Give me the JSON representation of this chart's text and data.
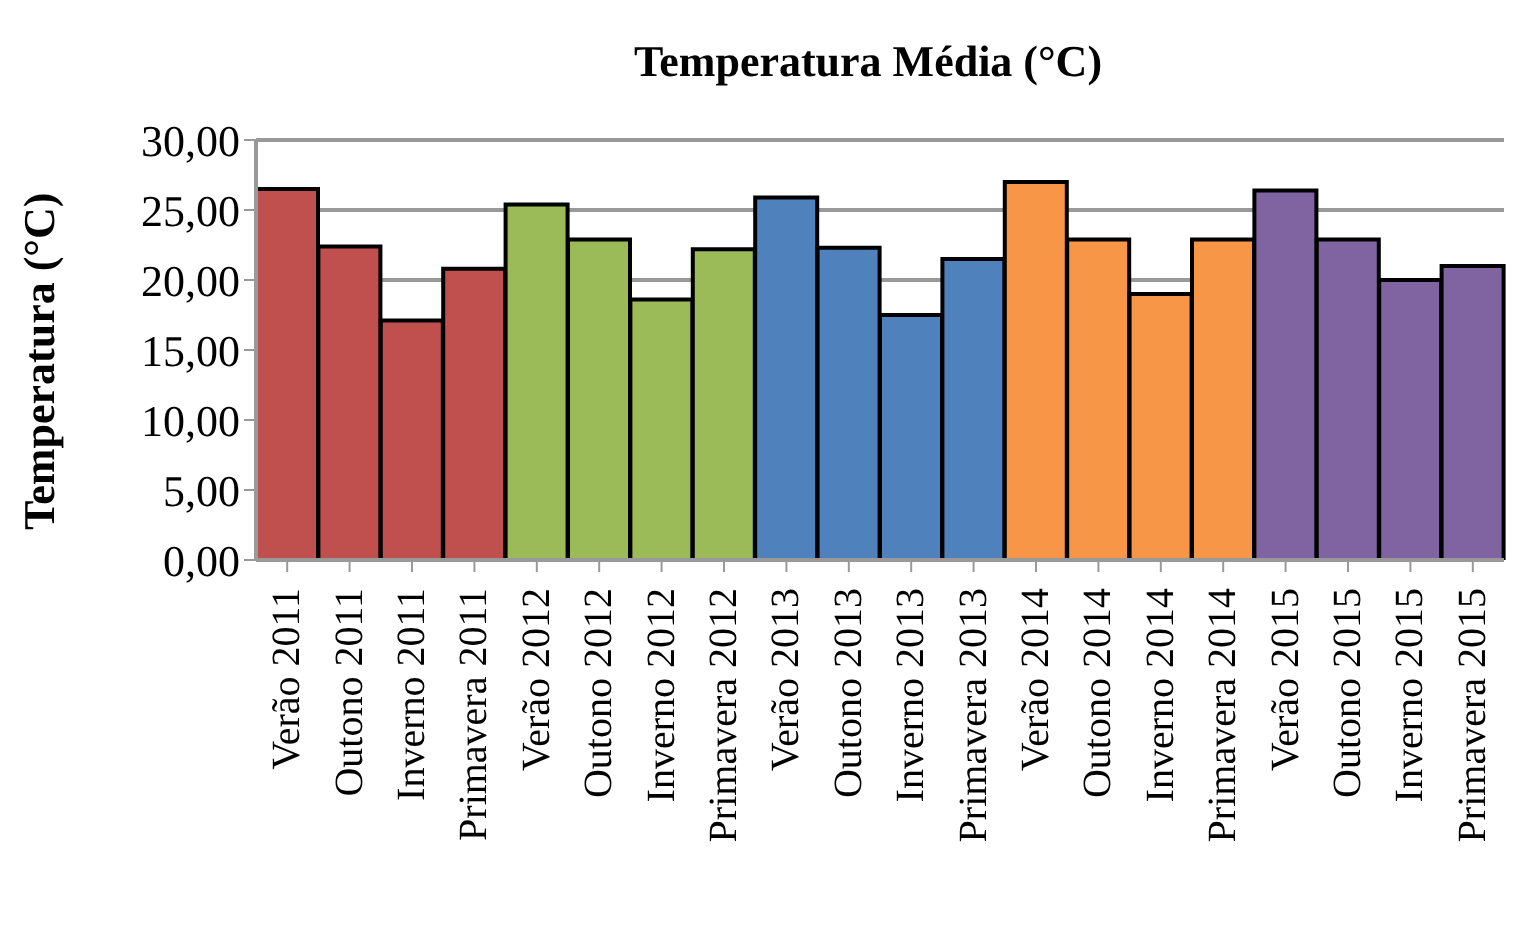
{
  "chart_data": {
    "type": "bar",
    "title": "Temperatura Média (°C)",
    "ylabel": "Temperatura (°C)",
    "categories": [
      "Verão 2011",
      "Outono 2011",
      "Inverno 2011",
      "Primavera 2011",
      "Verão 2012",
      "Outono 2012",
      "Inverno 2012",
      "Primavera 2012",
      "Verão 2013",
      "Outono 2013",
      "Inverno 2013",
      "Primavera 2013",
      "Verão 2014",
      "Outono 2014",
      "Inverno 2014",
      "Primavera 2014",
      "Verão 2015",
      "Outono 2015",
      "Inverno 2015",
      "Primavera 2015"
    ],
    "values": [
      26.5,
      22.4,
      17.1,
      20.8,
      25.4,
      22.9,
      18.6,
      22.2,
      25.9,
      22.3,
      17.5,
      21.5,
      27.0,
      22.9,
      19.0,
      22.9,
      26.4,
      22.9,
      20.0,
      21.0
    ],
    "colors": [
      "#c0504d",
      "#c0504d",
      "#c0504d",
      "#c0504d",
      "#9bbb59",
      "#9bbb59",
      "#9bbb59",
      "#9bbb59",
      "#4f81bd",
      "#4f81bd",
      "#4f81bd",
      "#4f81bd",
      "#f79646",
      "#f79646",
      "#f79646",
      "#f79646",
      "#8064a2",
      "#8064a2",
      "#8064a2",
      "#8064a2"
    ],
    "ylim": [
      0,
      30
    ],
    "yticks": [
      {
        "value": 0,
        "label": "0,00"
      },
      {
        "value": 5,
        "label": "5,00"
      },
      {
        "value": 10,
        "label": "10,00"
      },
      {
        "value": 15,
        "label": "15,00"
      },
      {
        "value": 20,
        "label": "20,00"
      },
      {
        "value": 25,
        "label": "25,00"
      },
      {
        "value": 30,
        "label": "30,00"
      }
    ],
    "grid": "y",
    "legend": false
  }
}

◆ **Problem**:
Transcribe the material as is, with images omitted.

◆ **Task response**:
Give me the JSON representation of this chart's text and data.
{
  "chart_data": {
    "type": "bar",
    "title": "Temperatura Média (°C)",
    "ylabel": "Temperatura (°C)",
    "categories": [
      "Verão 2011",
      "Outono 2011",
      "Inverno 2011",
      "Primavera 2011",
      "Verão 2012",
      "Outono 2012",
      "Inverno 2012",
      "Primavera 2012",
      "Verão 2013",
      "Outono 2013",
      "Inverno 2013",
      "Primavera 2013",
      "Verão 2014",
      "Outono 2014",
      "Inverno 2014",
      "Primavera 2014",
      "Verão 2015",
      "Outono 2015",
      "Inverno 2015",
      "Primavera 2015"
    ],
    "values": [
      26.5,
      22.4,
      17.1,
      20.8,
      25.4,
      22.9,
      18.6,
      22.2,
      25.9,
      22.3,
      17.5,
      21.5,
      27.0,
      22.9,
      19.0,
      22.9,
      26.4,
      22.9,
      20.0,
      21.0
    ],
    "colors": [
      "#c0504d",
      "#c0504d",
      "#c0504d",
      "#c0504d",
      "#9bbb59",
      "#9bbb59",
      "#9bbb59",
      "#9bbb59",
      "#4f81bd",
      "#4f81bd",
      "#4f81bd",
      "#4f81bd",
      "#f79646",
      "#f79646",
      "#f79646",
      "#f79646",
      "#8064a2",
      "#8064a2",
      "#8064a2",
      "#8064a2"
    ],
    "ylim": [
      0,
      30
    ],
    "yticks": [
      {
        "value": 0,
        "label": "0,00"
      },
      {
        "value": 5,
        "label": "5,00"
      },
      {
        "value": 10,
        "label": "10,00"
      },
      {
        "value": 15,
        "label": "15,00"
      },
      {
        "value": 20,
        "label": "20,00"
      },
      {
        "value": 25,
        "label": "25,00"
      },
      {
        "value": 30,
        "label": "30,00"
      }
    ],
    "grid": "y",
    "legend": false
  }
}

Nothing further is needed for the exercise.